• _Given instruction_:
Could you give the data below again, exactly and completely?

• _Provided data_:
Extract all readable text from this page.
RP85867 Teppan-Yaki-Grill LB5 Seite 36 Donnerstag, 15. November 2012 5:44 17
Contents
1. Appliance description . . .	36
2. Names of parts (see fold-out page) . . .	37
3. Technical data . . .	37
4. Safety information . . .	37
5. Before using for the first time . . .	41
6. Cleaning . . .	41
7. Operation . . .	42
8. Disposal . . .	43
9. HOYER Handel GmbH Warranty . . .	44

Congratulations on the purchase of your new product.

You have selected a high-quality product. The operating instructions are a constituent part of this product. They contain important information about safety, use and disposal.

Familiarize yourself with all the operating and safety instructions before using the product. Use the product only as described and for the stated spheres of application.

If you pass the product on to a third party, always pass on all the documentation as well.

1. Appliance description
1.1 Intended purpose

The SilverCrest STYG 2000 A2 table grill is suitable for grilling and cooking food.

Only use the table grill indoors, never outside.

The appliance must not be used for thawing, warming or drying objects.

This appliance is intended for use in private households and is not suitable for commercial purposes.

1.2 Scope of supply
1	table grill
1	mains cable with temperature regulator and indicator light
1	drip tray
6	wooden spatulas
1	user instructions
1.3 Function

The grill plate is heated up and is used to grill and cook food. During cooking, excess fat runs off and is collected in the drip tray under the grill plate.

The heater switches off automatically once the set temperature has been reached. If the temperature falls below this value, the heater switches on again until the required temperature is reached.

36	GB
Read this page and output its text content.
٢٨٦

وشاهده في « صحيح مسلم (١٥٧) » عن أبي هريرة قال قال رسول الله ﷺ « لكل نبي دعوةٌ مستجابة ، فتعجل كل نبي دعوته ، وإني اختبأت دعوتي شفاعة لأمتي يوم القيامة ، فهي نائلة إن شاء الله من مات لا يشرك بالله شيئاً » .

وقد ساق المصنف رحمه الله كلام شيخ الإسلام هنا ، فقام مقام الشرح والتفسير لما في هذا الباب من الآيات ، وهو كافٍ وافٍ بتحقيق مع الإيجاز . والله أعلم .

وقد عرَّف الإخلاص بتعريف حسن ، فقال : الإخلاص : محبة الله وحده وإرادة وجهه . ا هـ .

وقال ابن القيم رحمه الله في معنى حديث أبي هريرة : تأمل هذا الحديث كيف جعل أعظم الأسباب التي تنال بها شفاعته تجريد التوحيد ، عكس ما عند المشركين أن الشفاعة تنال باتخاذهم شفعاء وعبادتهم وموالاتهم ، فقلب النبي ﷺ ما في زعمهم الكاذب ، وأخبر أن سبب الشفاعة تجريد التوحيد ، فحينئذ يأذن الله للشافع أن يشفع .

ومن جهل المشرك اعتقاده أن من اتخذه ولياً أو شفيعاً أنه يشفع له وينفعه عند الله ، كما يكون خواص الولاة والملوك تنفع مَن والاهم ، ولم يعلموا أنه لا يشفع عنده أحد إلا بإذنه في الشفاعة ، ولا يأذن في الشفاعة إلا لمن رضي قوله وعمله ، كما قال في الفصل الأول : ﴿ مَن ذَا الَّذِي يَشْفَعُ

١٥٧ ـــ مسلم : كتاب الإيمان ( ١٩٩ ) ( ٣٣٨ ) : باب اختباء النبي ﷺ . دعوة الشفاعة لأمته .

• _Result of this task_:
Extract all readable text from this page.
RP85867 Teppan-Yaki-Grill LB5 Seite 36 Donnerstag, 15. November 2012 5:44 17
Contents
1. Appliance description . . .	36
2. Names of parts (see fold-out page) . . .	37
3. Technical data . . .	37
4. Safety information . . .	37
5. Before using for the first time . . .	41
6. Cleaning . . .	41
7. Operation . . .	42
8. Disposal . . .	43
9. HOYER Handel GmbH Warranty . . .	44

Congratulations on the purchase of your new product.

You have selected a high-quality product. The operating instructions are a constituent part of this product. They contain important information about safety, use and disposal.

Familiarize yourself with all the operating and safety instructions before using the product. Use the product only as described and for the stated spheres of application.

If you pass the product on to a third party, always pass on all the documentation as well.

1. Appliance description
1.1 Intended purpose

The SilverCrest STYG 2000 A2 table grill is suitable for grilling and cooking food.

Only use the table grill indoors, never outside.

The appliance must not be used for thawing, warming or drying objects.

This appliance is intended for use in private households and is not suitable for commercial purposes.

1.2 Scope of supply
1	table grill
1	mains cable with temperature regulator and indicator light
1	drip tray
6	wooden spatulas
1	user instructions
1.3 Function

The grill plate is heated up and is used to grill and cook food. During cooking, excess fat runs off and is collected in the drip tray under the grill plate.

The heater switches off automatically once the set temperature has been reached. If the temperature falls below this value, the heater switches on again until the required temperature is reached.

36	GB
Read this page and output its text content.
٢٨٦

وشاهده في « صحيح مسلم (١٥٧) » عن أبي هريرة قال قال رسول الله ﷺ « لكل نبي دعوةٌ مستجابة ، فتعجل كل نبي دعوته ، وإني اختبأت دعوتي شفاعة لأمتي يوم القيامة ، فهي نائلة إن شاء الله من مات لا يشرك بالله شيئاً » .

وقد ساق المصنف رحمه الله كلام شيخ الإسلام هنا ، فقام مقام الشرح والتفسير لما في هذا الباب من الآيات ، وهو كافٍ وافٍ بتحقيق مع الإيجاز . والله أعلم .

وقد عرَّف الإخلاص بتعريف حسن ، فقال : الإخلاص : محبة الله وحده وإرادة وجهه . ا هـ .

وقال ابن القيم رحمه الله في معنى حديث أبي هريرة : تأمل هذا الحديث كيف جعل أعظم الأسباب التي تنال بها شفاعته تجريد التوحيد ، عكس ما عند المشركين أن الشفاعة تنال باتخاذهم شفعاء وعبادتهم وموالاتهم ، فقلب النبي ﷺ ما في زعمهم الكاذب ، وأخبر أن سبب الشفاعة تجريد التوحيد ، فحينئذ يأذن الله للشافع أن يشفع .

ومن جهل المشرك اعتقاده أن من اتخذه ولياً أو شفيعاً أنه يشفع له وينفعه عند الله ، كما يكون خواص الولاة والملوك تنفع مَن والاهم ، ولم يعلموا أنه لا يشفع عنده أحد إلا بإذنه في الشفاعة ، ولا يأذن في الشفاعة إلا لمن رضي قوله وعمله ، كما قال في الفصل الأول : ﴿ مَن ذَا الَّذِي يَشْفَعُ

١٥٧ ـــ مسلم : كتاب الإيمان ( ١٩٩ ) ( ٣٣٨ ) : باب اختباء النبي ﷺ . دعوة الشفاعة لأمته .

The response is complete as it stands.